Exercise task: Copy down all of the data underneath, exactly as shown.

Extracted material:
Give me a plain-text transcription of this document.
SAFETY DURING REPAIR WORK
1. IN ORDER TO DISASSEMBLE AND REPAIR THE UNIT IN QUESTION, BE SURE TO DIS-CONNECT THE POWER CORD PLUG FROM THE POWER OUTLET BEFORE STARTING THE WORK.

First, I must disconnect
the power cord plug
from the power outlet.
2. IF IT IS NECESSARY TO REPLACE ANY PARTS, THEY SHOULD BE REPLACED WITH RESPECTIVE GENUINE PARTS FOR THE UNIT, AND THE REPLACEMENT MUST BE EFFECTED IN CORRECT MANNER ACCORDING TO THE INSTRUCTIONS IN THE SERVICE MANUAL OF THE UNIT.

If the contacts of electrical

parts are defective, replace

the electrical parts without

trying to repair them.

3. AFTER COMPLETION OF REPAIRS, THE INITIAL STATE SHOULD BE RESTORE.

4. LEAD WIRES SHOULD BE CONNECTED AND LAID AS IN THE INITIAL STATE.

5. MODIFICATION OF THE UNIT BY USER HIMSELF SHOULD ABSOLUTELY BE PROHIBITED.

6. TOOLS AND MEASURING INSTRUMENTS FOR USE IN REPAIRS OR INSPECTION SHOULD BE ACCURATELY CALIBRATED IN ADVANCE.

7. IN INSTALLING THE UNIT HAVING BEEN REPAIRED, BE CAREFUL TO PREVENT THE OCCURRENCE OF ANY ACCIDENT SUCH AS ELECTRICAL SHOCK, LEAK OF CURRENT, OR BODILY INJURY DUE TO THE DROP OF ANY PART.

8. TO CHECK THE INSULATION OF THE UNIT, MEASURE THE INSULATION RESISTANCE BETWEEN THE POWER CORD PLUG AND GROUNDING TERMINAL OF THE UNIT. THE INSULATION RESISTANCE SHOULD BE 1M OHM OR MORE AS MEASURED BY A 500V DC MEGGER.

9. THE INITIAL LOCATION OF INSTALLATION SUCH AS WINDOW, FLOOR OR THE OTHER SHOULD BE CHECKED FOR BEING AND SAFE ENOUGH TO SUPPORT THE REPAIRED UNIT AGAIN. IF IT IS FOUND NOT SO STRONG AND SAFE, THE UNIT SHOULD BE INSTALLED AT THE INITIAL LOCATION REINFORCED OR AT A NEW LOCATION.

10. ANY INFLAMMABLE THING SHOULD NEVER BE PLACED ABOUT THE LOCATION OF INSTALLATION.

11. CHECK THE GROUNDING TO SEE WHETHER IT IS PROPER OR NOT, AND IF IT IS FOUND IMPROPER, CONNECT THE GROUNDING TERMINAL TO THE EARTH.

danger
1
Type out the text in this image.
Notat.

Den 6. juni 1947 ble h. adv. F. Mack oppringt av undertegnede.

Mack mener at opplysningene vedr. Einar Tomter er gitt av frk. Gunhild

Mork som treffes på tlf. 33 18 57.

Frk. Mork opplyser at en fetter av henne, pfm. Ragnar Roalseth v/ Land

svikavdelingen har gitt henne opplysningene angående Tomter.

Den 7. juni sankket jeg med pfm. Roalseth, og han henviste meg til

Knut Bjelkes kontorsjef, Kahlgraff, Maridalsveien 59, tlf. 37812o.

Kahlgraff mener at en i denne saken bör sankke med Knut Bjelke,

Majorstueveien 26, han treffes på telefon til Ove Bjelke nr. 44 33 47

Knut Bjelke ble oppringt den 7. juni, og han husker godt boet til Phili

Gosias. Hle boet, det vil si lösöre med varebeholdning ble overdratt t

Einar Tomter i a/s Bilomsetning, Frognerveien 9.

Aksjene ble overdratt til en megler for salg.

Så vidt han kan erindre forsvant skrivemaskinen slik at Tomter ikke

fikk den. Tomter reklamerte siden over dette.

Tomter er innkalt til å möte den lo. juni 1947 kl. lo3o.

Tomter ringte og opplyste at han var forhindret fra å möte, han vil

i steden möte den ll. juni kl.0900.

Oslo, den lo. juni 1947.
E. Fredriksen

Expected answer:
Give me a plain-text transcription of this document.
SAFETY DURING REPAIR WORK
1. IN ORDER TO DISASSEMBLE AND REPAIR THE UNIT IN QUESTION, BE SURE TO DIS-CONNECT THE POWER CORD PLUG FROM THE POWER OUTLET BEFORE STARTING THE WORK.

First, I must disconnect
the power cord plug
from the power outlet.
2. IF IT IS NECESSARY TO REPLACE ANY PARTS, THEY SHOULD BE REPLACED WITH RESPECTIVE GENUINE PARTS FOR THE UNIT, AND THE REPLACEMENT MUST BE EFFECTED IN CORRECT MANNER ACCORDING TO THE INSTRUCTIONS IN THE SERVICE MANUAL OF THE UNIT.

If the contacts of electrical

parts are defective, replace

the electrical parts without

trying to repair them.

3. AFTER COMPLETION OF REPAIRS, THE INITIAL STATE SHOULD BE RESTORE.

4. LEAD WIRES SHOULD BE CONNECTED AND LAID AS IN THE INITIAL STATE.

5. MODIFICATION OF THE UNIT BY USER HIMSELF SHOULD ABSOLUTELY BE PROHIBITED.

6. TOOLS AND MEASURING INSTRUMENTS FOR USE IN REPAIRS OR INSPECTION SHOULD BE ACCURATELY CALIBRATED IN ADVANCE.

7. IN INSTALLING THE UNIT HAVING BEEN REPAIRED, BE CAREFUL TO PREVENT THE OCCURRENCE OF ANY ACCIDENT SUCH AS ELECTRICAL SHOCK, LEAK OF CURRENT, OR BODILY INJURY DUE TO THE DROP OF ANY PART.

8. TO CHECK THE INSULATION OF THE UNIT, MEASURE THE INSULATION RESISTANCE BETWEEN THE POWER CORD PLUG AND GROUNDING TERMINAL OF THE UNIT. THE INSULATION RESISTANCE SHOULD BE 1M OHM OR MORE AS MEASURED BY A 500V DC MEGGER.

9. THE INITIAL LOCATION OF INSTALLATION SUCH AS WINDOW, FLOOR OR THE OTHER SHOULD BE CHECKED FOR BEING AND SAFE ENOUGH TO SUPPORT THE REPAIRED UNIT AGAIN. IF IT IS FOUND NOT SO STRONG AND SAFE, THE UNIT SHOULD BE INSTALLED AT THE INITIAL LOCATION REINFORCED OR AT A NEW LOCATION.

10. ANY INFLAMMABLE THING SHOULD NEVER BE PLACED ABOUT THE LOCATION OF INSTALLATION.

11. CHECK THE GROUNDING TO SEE WHETHER IT IS PROPER OR NOT, AND IF IT IS FOUND IMPROPER, CONNECT THE GROUNDING TERMINAL TO THE EARTH.

danger
1
Type out the text in this image.
Notat.

Den 6. juni 1947 ble h. adv. F. Mack oppringt av undertegnede.

Mack mener at opplysningene vedr. Einar Tomter er gitt av frk. Gunhild

Mork som treffes på tlf. 33 18 57.

Frk. Mork opplyser at en fetter av henne, pfm. Ragnar Roalseth v/ Land

svikavdelingen har gitt henne opplysningene angående Tomter.

Den 7. juni sankket jeg med pfm. Roalseth, og han henviste meg til

Knut Bjelkes kontorsjef, Kahlgraff, Maridalsveien 59, tlf. 37812o.

Kahlgraff mener at en i denne saken bör sankke med Knut Bjelke,

Majorstueveien 26, han treffes på telefon til Ove Bjelke nr. 44 33 47

Knut Bjelke ble oppringt den 7. juni, og han husker godt boet til Phili

Gosias. Hle boet, det vil si lösöre med varebeholdning ble overdratt t

Einar Tomter i a/s Bilomsetning, Frognerveien 9.

Aksjene ble overdratt til en megler for salg.

Så vidt han kan erindre forsvant skrivemaskinen slik at Tomter ikke

fikk den. Tomter reklamerte siden over dette.

Tomter er innkalt til å möte den lo. juni 1947 kl. lo3o.

Tomter ringte og opplyste at han var forhindret fra å möte, han vil

i steden möte den ll. juni kl.0900.

Oslo, den lo. juni 1947.
E. Fredriksen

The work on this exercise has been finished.